(SHORT TASK)
Quote the whole listing word for word, please.

(RECORDS FOR PROCESSING)
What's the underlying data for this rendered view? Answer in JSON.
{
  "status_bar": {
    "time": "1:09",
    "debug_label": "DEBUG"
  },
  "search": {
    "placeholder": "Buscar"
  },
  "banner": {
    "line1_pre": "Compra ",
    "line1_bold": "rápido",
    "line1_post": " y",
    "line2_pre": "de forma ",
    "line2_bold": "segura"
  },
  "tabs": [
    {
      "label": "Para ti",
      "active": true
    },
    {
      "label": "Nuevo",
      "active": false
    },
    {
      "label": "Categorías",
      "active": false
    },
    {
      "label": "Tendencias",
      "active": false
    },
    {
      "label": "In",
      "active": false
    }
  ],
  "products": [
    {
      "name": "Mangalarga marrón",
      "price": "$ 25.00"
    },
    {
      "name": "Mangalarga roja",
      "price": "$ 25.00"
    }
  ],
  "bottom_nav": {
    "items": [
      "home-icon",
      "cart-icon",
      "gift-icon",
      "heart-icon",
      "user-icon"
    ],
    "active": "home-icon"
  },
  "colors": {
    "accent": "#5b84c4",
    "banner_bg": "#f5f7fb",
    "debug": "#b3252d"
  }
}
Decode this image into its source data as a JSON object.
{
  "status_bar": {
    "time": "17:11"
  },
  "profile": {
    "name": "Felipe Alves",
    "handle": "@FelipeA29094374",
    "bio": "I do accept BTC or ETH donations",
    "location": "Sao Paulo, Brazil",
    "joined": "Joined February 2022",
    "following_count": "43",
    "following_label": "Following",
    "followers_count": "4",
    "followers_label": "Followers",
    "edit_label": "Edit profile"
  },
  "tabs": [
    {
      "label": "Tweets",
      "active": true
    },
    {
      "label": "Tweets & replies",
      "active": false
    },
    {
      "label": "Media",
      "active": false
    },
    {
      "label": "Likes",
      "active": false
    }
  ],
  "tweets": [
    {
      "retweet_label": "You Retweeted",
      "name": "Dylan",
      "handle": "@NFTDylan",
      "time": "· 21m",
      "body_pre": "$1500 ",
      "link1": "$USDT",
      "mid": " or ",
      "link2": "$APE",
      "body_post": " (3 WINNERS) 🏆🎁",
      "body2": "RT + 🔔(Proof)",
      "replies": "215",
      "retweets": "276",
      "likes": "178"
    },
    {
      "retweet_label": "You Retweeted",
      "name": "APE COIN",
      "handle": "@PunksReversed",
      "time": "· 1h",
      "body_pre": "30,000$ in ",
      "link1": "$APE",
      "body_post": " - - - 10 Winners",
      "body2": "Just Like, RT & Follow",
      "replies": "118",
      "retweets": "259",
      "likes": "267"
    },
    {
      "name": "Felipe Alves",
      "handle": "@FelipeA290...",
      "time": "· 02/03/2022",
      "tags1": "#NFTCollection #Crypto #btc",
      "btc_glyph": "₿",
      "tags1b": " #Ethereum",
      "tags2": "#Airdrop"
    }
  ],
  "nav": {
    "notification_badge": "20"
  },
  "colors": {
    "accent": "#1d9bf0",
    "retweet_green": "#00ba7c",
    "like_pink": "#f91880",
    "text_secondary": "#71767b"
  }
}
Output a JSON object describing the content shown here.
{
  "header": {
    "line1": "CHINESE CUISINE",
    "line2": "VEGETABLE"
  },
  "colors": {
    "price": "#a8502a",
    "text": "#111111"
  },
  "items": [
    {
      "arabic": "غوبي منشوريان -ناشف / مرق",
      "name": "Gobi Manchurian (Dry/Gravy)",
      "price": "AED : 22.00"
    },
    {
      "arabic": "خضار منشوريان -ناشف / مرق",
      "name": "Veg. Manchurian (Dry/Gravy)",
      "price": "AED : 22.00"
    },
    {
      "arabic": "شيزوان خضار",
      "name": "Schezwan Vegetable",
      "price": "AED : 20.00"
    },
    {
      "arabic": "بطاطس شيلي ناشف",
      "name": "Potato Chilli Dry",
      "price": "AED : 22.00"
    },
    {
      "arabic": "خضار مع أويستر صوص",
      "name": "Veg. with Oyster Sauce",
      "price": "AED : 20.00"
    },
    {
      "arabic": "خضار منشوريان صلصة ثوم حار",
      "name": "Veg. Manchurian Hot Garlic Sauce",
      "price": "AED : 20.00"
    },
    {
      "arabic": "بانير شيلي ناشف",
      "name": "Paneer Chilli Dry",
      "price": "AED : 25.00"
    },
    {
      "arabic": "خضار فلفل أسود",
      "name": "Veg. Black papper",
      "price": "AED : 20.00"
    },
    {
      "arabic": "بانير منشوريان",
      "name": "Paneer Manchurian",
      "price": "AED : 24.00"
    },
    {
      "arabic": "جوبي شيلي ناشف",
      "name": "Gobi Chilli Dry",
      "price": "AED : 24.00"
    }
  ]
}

(OUTPUT)
What's the underlying data for this rendered view? Answer in JSON.
{
  "status_bar": {
    "time": "1:09",
    "debug_label": "DEBUG"
  },
  "search": {
    "placeholder": "Buscar"
  },
  "banner": {
    "line1_pre": "Compra ",
    "line1_bold": "rápido",
    "line1_post": " y",
    "line2_pre": "de forma ",
    "line2_bold": "segura"
  },
  "tabs": [
    {
      "label": "Para ti",
      "active": true
    },
    {
      "label": "Nuevo",
      "active": false
    },
    {
      "label": "Categorías",
      "active": false
    },
    {
      "label": "Tendencias",
      "active": false
    },
    {
      "label": "In",
      "active": false
    }
  ],
  "products": [
    {
      "name": "Mangalarga marrón",
      "price": "$ 25.00"
    },
    {
      "name": "Mangalarga roja",
      "price": "$ 25.00"
    }
  ],
  "bottom_nav": {
    "items": [
      "home-icon",
      "cart-icon",
      "gift-icon",
      "heart-icon",
      "user-icon"
    ],
    "active": "home-icon"
  },
  "colors": {
    "accent": "#5b84c4",
    "banner_bg": "#f5f7fb",
    "debug": "#b3252d"
  }
}
Decode this image into its source data as a JSON object.
{
  "status_bar": {
    "time": "17:11"
  },
  "profile": {
    "name": "Felipe Alves",
    "handle": "@FelipeA29094374",
    "bio": "I do accept BTC or ETH donations",
    "location": "Sao Paulo, Brazil",
    "joined": "Joined February 2022",
    "following_count": "43",
    "following_label": "Following",
    "followers_count": "4",
    "followers_label": "Followers",
    "edit_label": "Edit profile"
  },
  "tabs": [
    {
      "label": "Tweets",
      "active": true
    },
    {
      "label": "Tweets & replies",
      "active": false
    },
    {
      "label": "Media",
      "active": false
    },
    {
      "label": "Likes",
      "active": false
    }
  ],
  "tweets": [
    {
      "retweet_label": "You Retweeted",
      "name": "Dylan",
      "handle": "@NFTDylan",
      "time": "· 21m",
      "body_pre": "$1500 ",
      "link1": "$USDT",
      "mid": " or ",
      "link2": "$APE",
      "body_post": " (3 WINNERS) 🏆🎁",
      "body2": "RT + 🔔(Proof)",
      "replies": "215",
      "retweets": "276",
      "likes": "178"
    },
    {
      "retweet_label": "You Retweeted",
      "name": "APE COIN",
      "handle": "@PunksReversed",
      "time": "· 1h",
      "body_pre": "30,000$ in ",
      "link1": "$APE",
      "body_post": " - - - 10 Winners",
      "body2": "Just Like, RT & Follow",
      "replies": "118",
      "retweets": "259",
      "likes": "267"
    },
    {
      "name": "Felipe Alves",
      "handle": "@FelipeA290...",
      "time": "· 02/03/2022",
      "tags1": "#NFTCollection #Crypto #btc",
      "btc_glyph": "₿",
      "tags1b": " #Ethereum",
      "tags2": "#Airdrop"
    }
  ],
  "nav": {
    "notification_badge": "20"
  },
  "colors": {
    "accent": "#1d9bf0",
    "retweet_green": "#00ba7c",
    "like_pink": "#f91880",
    "text_secondary": "#71767b"
  }
}
Output a JSON object describing the content shown here.
{
  "header": {
    "line1": "CHINESE CUISINE",
    "line2": "VEGETABLE"
  },
  "colors": {
    "price": "#a8502a",
    "text": "#111111"
  },
  "items": [
    {
      "arabic": "غوبي منشوريان -ناشف / مرق",
      "name": "Gobi Manchurian (Dry/Gravy)",
      "price": "AED : 22.00"
    },
    {
      "arabic": "خضار منشوريان -ناشف / مرق",
      "name": "Veg. Manchurian (Dry/Gravy)",
      "price": "AED : 22.00"
    },
    {
      "arabic": "شيزوان خضار",
      "name": "Schezwan Vegetable",
      "price": "AED : 20.00"
    },
    {
      "arabic": "بطاطس شيلي ناشف",
      "name": "Potato Chilli Dry",
      "price": "AED : 22.00"
    },
    {
      "arabic": "خضار مع أويستر صوص",
      "name": "Veg. with Oyster Sauce",
      "price": "AED : 20.00"
    },
    {
      "arabic": "خضار منشوريان صلصة ثوم حار",
      "name": "Veg. Manchurian Hot Garlic Sauce",
      "price": "AED : 20.00"
    },
    {
      "arabic": "بانير شيلي ناشف",
      "name": "Paneer Chilli Dry",
      "price": "AED : 25.00"
    },
    {
      "arabic": "خضار فلفل أسود",
      "name": "Veg. Black papper",
      "price": "AED : 20.00"
    },
    {
      "arabic": "بانير منشوريان",
      "name": "Paneer Manchurian",
      "price": "AED : 24.00"
    },
    {
      "arabic": "جوبي شيلي ناشف",
      "name": "Gobi Chilli Dry",
      "price": "AED : 24.00"
    }
  ]
}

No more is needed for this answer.